| EXERCISE |
Pull out every line of the listing below where "增材制造" appears.

| MATERIAL |
******
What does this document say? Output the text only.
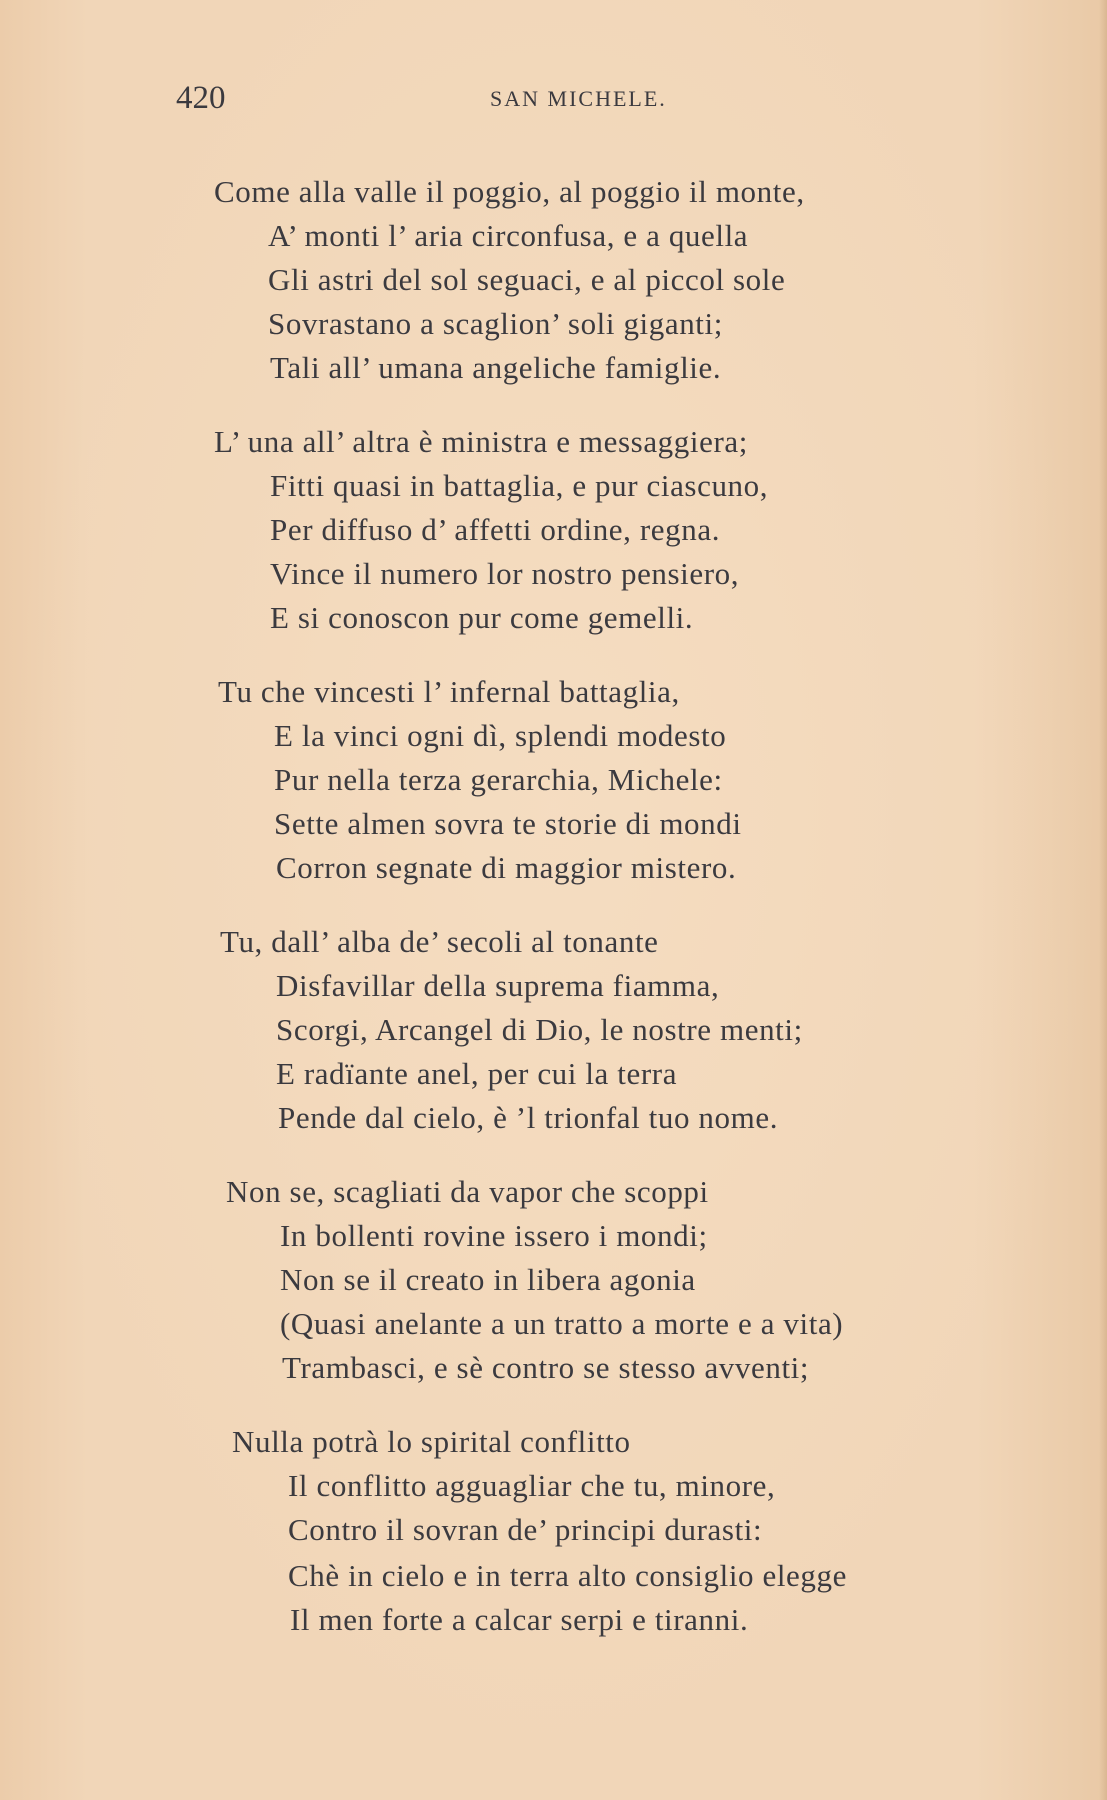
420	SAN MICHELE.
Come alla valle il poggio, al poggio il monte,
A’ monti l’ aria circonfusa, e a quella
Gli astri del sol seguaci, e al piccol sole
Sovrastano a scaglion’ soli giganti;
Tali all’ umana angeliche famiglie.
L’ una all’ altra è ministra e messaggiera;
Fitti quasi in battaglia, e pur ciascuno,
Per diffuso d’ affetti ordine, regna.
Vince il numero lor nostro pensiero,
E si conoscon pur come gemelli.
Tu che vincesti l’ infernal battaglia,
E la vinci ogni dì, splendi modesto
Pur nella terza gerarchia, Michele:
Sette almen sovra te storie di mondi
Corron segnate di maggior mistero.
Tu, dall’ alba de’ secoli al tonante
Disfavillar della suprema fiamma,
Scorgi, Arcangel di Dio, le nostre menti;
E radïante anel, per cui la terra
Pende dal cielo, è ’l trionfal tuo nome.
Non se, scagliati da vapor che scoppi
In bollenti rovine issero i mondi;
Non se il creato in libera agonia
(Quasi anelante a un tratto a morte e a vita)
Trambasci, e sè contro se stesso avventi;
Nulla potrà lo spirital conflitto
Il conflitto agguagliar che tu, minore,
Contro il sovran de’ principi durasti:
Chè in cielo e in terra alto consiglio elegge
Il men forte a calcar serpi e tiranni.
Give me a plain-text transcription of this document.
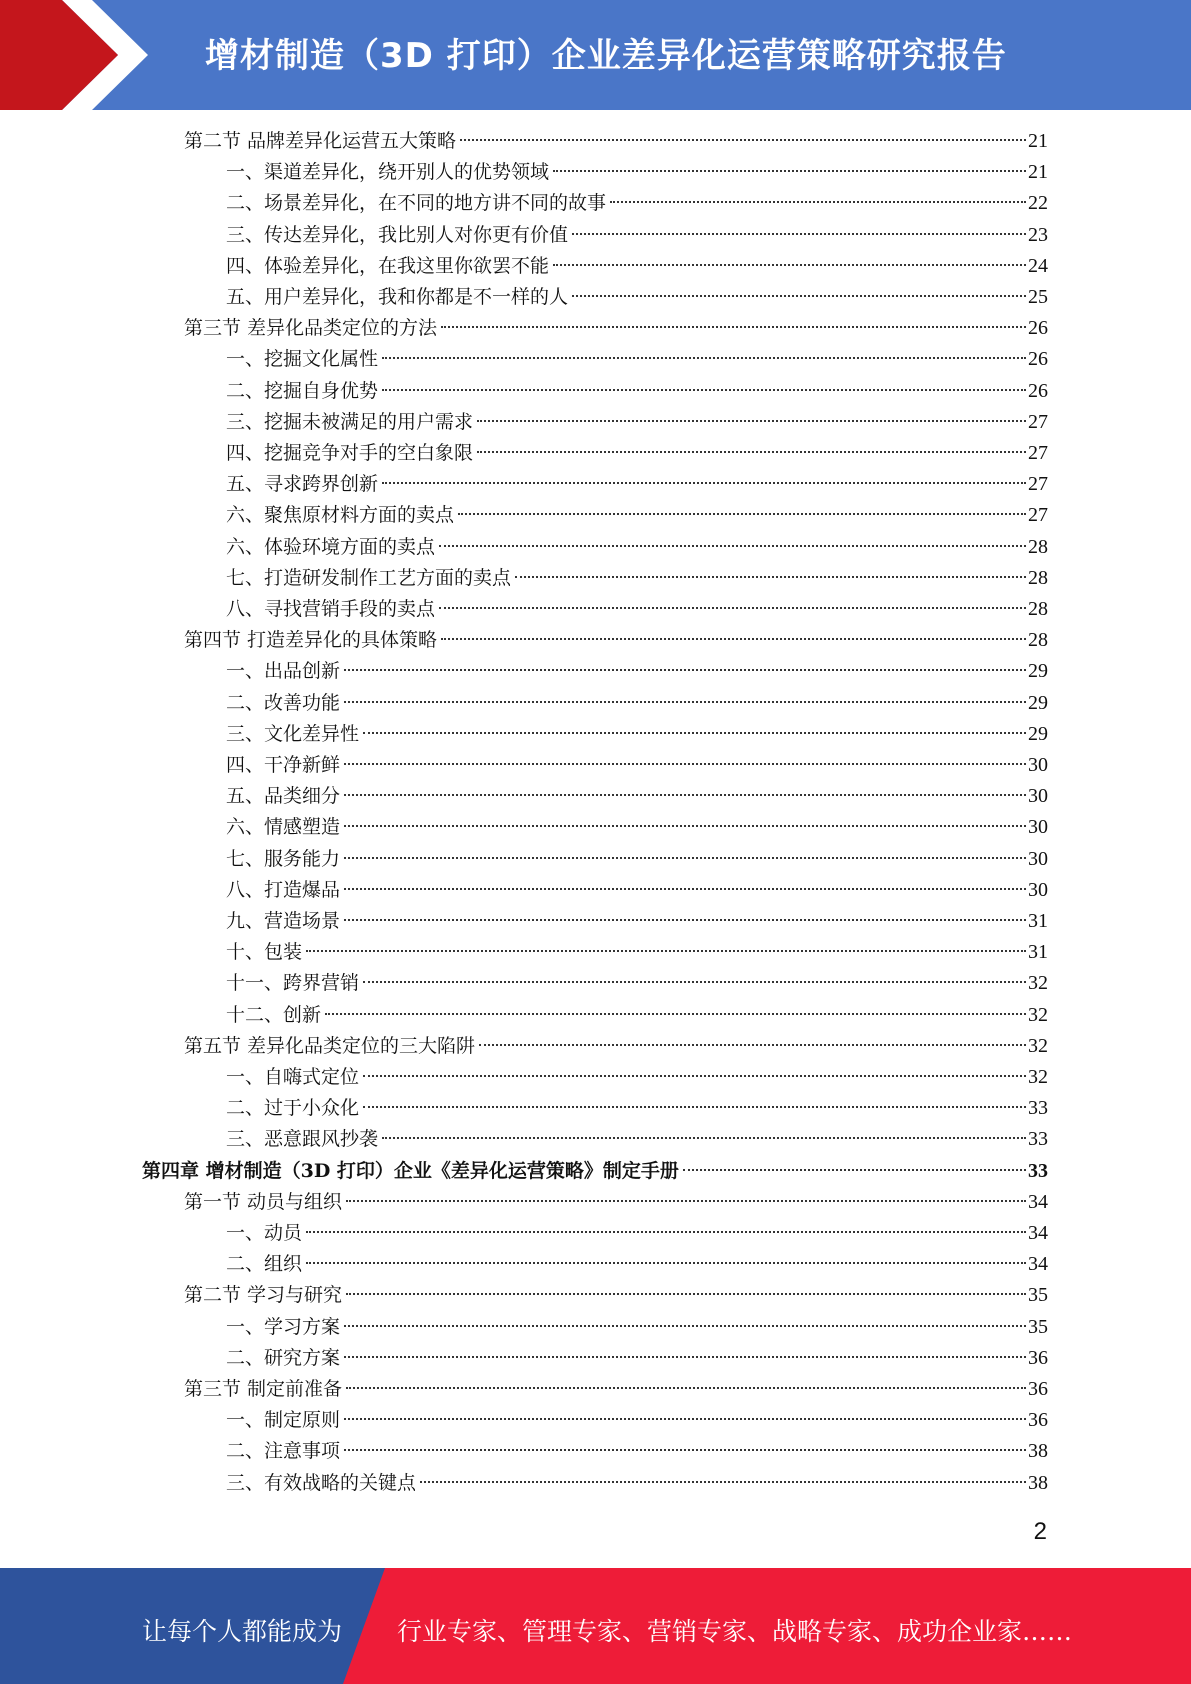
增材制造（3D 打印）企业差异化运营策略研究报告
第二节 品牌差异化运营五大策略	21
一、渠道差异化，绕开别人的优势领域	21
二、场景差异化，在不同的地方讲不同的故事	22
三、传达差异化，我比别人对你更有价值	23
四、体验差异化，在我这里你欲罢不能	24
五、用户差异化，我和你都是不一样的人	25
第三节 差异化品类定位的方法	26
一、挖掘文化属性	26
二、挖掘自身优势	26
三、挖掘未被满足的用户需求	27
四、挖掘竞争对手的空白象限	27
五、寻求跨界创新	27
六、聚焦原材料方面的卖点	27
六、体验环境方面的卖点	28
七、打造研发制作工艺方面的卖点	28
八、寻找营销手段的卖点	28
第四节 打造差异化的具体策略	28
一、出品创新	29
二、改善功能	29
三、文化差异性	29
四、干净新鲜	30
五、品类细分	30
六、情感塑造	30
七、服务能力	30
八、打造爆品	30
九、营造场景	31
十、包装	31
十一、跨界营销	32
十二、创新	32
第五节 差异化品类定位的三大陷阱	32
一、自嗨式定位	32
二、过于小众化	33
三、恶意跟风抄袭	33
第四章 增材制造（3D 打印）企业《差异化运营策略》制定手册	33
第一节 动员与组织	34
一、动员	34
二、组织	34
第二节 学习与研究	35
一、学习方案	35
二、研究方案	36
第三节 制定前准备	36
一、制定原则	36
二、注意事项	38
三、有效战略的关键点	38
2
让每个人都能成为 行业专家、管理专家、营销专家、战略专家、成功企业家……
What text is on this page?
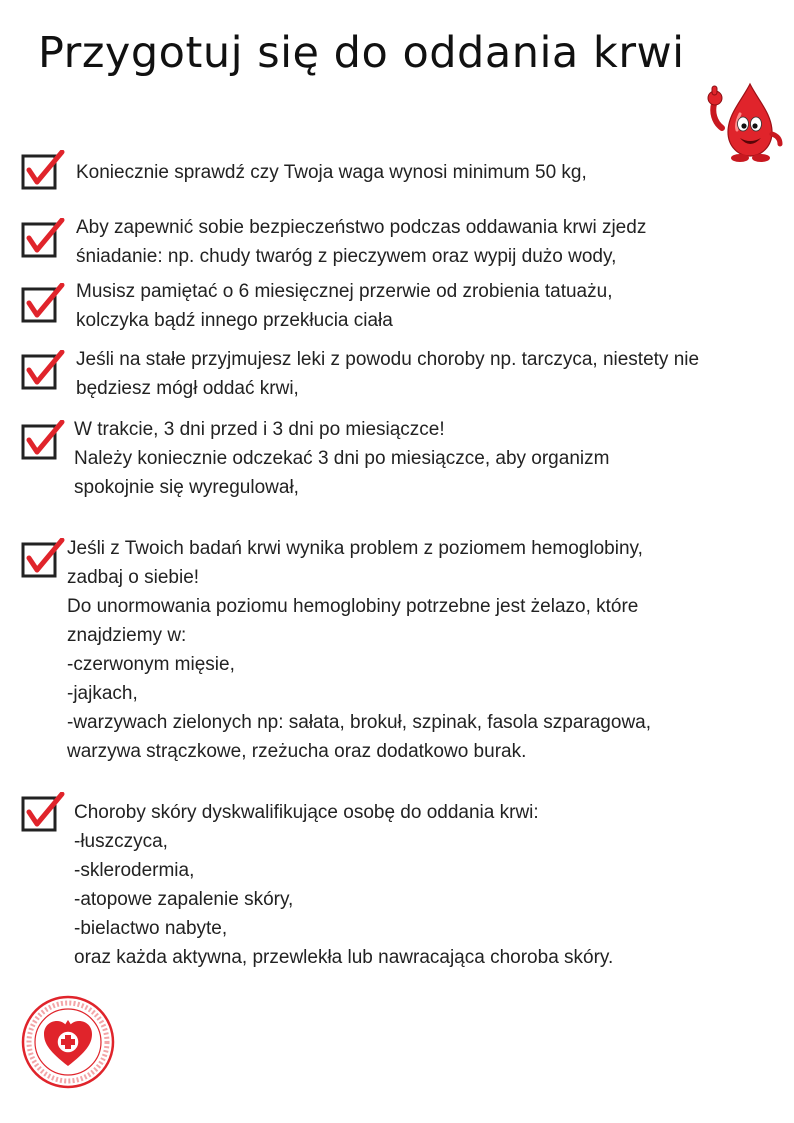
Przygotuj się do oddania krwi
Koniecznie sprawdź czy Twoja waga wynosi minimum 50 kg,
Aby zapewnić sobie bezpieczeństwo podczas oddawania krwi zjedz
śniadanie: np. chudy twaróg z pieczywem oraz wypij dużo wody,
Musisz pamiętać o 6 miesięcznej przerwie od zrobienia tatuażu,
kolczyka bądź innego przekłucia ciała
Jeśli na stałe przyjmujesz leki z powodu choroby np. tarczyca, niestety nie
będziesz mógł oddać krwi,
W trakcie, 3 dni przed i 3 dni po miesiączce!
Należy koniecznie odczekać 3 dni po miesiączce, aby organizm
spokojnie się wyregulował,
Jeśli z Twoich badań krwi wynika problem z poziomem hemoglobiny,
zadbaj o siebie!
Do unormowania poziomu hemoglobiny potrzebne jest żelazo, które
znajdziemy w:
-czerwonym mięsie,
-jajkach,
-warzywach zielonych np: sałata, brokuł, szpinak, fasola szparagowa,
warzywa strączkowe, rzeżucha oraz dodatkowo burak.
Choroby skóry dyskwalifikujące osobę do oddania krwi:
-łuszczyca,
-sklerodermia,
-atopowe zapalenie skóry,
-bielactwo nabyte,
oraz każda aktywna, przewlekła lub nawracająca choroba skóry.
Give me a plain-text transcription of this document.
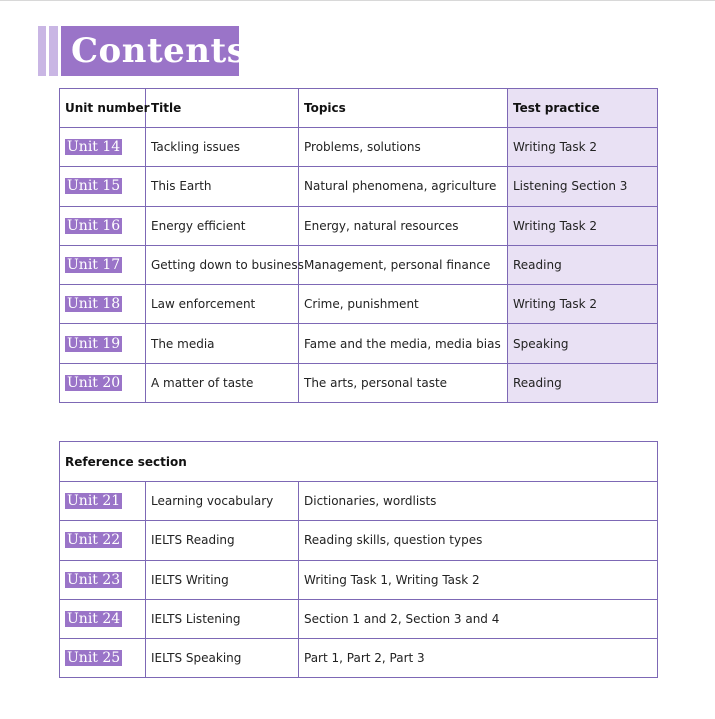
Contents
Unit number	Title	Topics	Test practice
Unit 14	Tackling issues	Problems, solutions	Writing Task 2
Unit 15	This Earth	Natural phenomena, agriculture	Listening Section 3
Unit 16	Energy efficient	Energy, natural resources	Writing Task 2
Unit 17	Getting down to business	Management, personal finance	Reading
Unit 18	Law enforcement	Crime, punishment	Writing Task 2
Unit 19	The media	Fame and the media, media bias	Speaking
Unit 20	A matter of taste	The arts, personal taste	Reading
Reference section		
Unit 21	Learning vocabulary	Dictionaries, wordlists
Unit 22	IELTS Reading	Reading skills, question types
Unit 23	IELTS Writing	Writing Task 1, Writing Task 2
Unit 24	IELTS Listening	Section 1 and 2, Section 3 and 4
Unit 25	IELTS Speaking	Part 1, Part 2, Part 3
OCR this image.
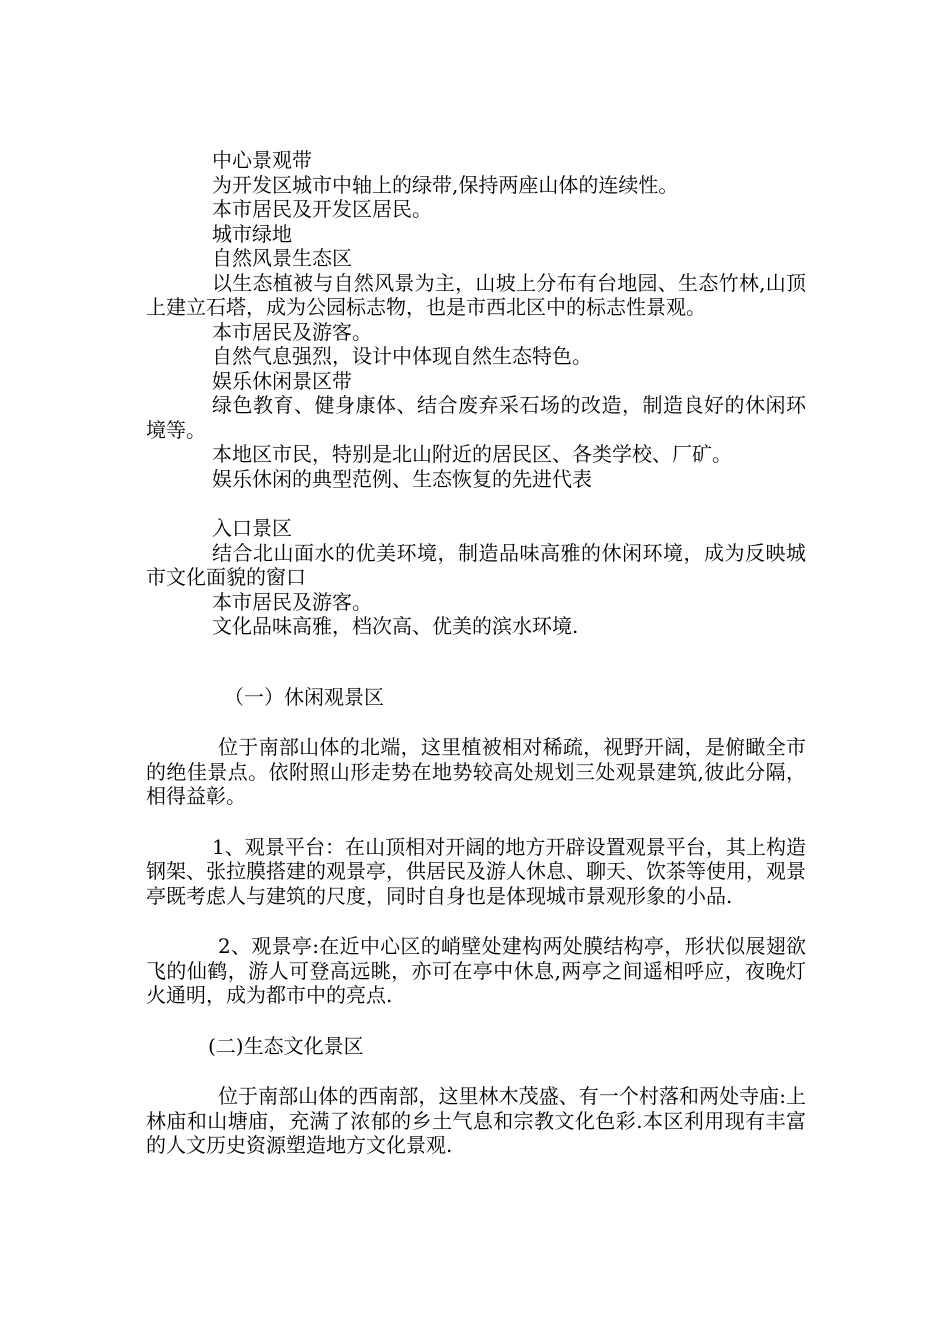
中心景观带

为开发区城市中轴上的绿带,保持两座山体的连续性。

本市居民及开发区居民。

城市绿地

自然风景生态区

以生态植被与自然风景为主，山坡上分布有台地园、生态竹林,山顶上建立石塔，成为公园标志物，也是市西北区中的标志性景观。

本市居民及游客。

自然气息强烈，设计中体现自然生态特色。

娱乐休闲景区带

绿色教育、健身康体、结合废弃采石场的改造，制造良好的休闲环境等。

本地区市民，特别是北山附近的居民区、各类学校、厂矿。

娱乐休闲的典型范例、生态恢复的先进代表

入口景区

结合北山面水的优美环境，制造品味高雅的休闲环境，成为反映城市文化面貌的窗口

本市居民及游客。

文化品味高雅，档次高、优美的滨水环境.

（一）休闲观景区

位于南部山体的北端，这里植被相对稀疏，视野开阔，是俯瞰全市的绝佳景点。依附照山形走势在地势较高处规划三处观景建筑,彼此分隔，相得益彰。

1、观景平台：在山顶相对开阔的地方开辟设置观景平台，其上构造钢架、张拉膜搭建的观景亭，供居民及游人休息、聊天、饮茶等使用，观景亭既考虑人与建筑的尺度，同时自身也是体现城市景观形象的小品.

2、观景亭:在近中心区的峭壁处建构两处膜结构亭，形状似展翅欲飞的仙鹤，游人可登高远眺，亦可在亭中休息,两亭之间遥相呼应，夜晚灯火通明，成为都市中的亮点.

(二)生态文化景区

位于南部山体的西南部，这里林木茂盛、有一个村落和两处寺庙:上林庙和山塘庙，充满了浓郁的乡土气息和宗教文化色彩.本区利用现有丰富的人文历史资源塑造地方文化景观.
******
| WORKED ANSWER |
增材制造（3D 打印）企业差异化运营策略研究报告
第四章 增材制造（3D 打印）企业《差异化运营策略》制定手册	33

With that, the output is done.